Items from a dataset
▼

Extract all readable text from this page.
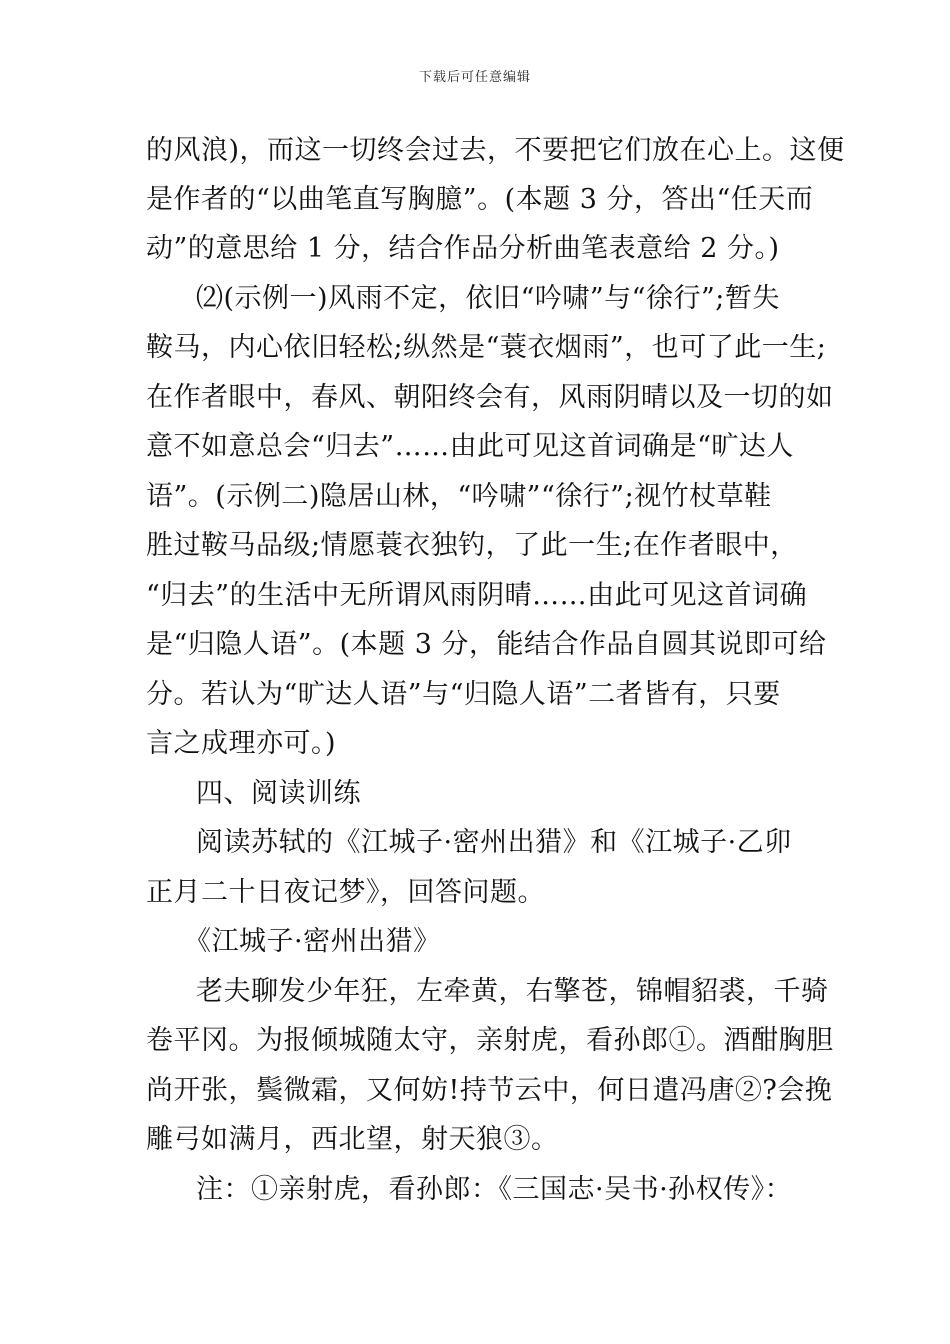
下载后可任意编辑
的风浪)，而这一切终会过去，不要把它们放在心上。这便
是作者的“以曲笔直写胸臆”。(本题 3 分，答出“任天而
动”的意思给 1 分，结合作品分析曲笔表意给 2 分。)
⑵(示例一)风雨不定，依旧“吟啸”与“徐行”;暂失
鞍马，内心依旧轻松;纵然是“蓑衣烟雨”，也可了此一生;
在作者眼中，春风、朝阳终会有，风雨阴晴以及一切的如
意不如意总会“归去”……由此可见这首词确是“旷达人
语”。(示例二)隐居山林，“吟啸”“徐行”;视竹杖草鞋
胜过鞍马品级;情愿蓑衣独钓，了此一生;在作者眼中，
“归去”的生活中无所谓风雨阴晴……由此可见这首词确
是“归隐人语”。(本题 3 分，能结合作品自圆其说即可给
分。若认为“旷达人语”与“归隐人语”二者皆有，只要
言之成理亦可。)
四、阅读训练
阅读苏轼的《江城子·密州出猎》和《江城子·乙卯
正月二十日夜记梦》，回答问题。
《江城子·密州出猎》
老夫聊发少年狂，左牵黄，右擎苍，锦帽貂裘，千骑
卷平冈。为报倾城随太守，亲射虎，看孙郎①。酒酣胸胆
尚开张，鬓微霜，又何妨!持节云中，何日遣冯唐②?会挽
雕弓如满月，西北望，射天狼③。
注：①亲射虎，看孙郎：《三国志·吴书·孙权传》：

▲

Replicate the material above verbatim; images stay out of the copy.

§ **Answer to this problem**:
Extract all readable text from this page.
下载后可任意编辑
的风浪)，而这一切终会过去，不要把它们放在心上。这便
是作者的“以曲笔直写胸臆”。(本题 3 分，答出“任天而
动”的意思给 1 分，结合作品分析曲笔表意给 2 分。)
⑵(示例一)风雨不定，依旧“吟啸”与“徐行”;暂失
鞍马，内心依旧轻松;纵然是“蓑衣烟雨”，也可了此一生;
在作者眼中，春风、朝阳终会有，风雨阴晴以及一切的如
意不如意总会“归去”……由此可见这首词确是“旷达人
语”。(示例二)隐居山林，“吟啸”“徐行”;视竹杖草鞋
胜过鞍马品级;情愿蓑衣独钓，了此一生;在作者眼中，
“归去”的生活中无所谓风雨阴晴……由此可见这首词确
是“归隐人语”。(本题 3 分，能结合作品自圆其说即可给
分。若认为“旷达人语”与“归隐人语”二者皆有，只要
言之成理亦可。)
四、阅读训练
阅读苏轼的《江城子·密州出猎》和《江城子·乙卯
正月二十日夜记梦》，回答问题。
《江城子·密州出猎》
老夫聊发少年狂，左牵黄，右擎苍，锦帽貂裘，千骑
卷平冈。为报倾城随太守，亲射虎，看孙郎①。酒酣胸胆
尚开张，鬓微霜，又何妨!持节云中，何日遣冯唐②?会挽
雕弓如满月，西北望，射天狼③。
注：①亲射虎，看孙郎：《三国志·吴书·孙权传》：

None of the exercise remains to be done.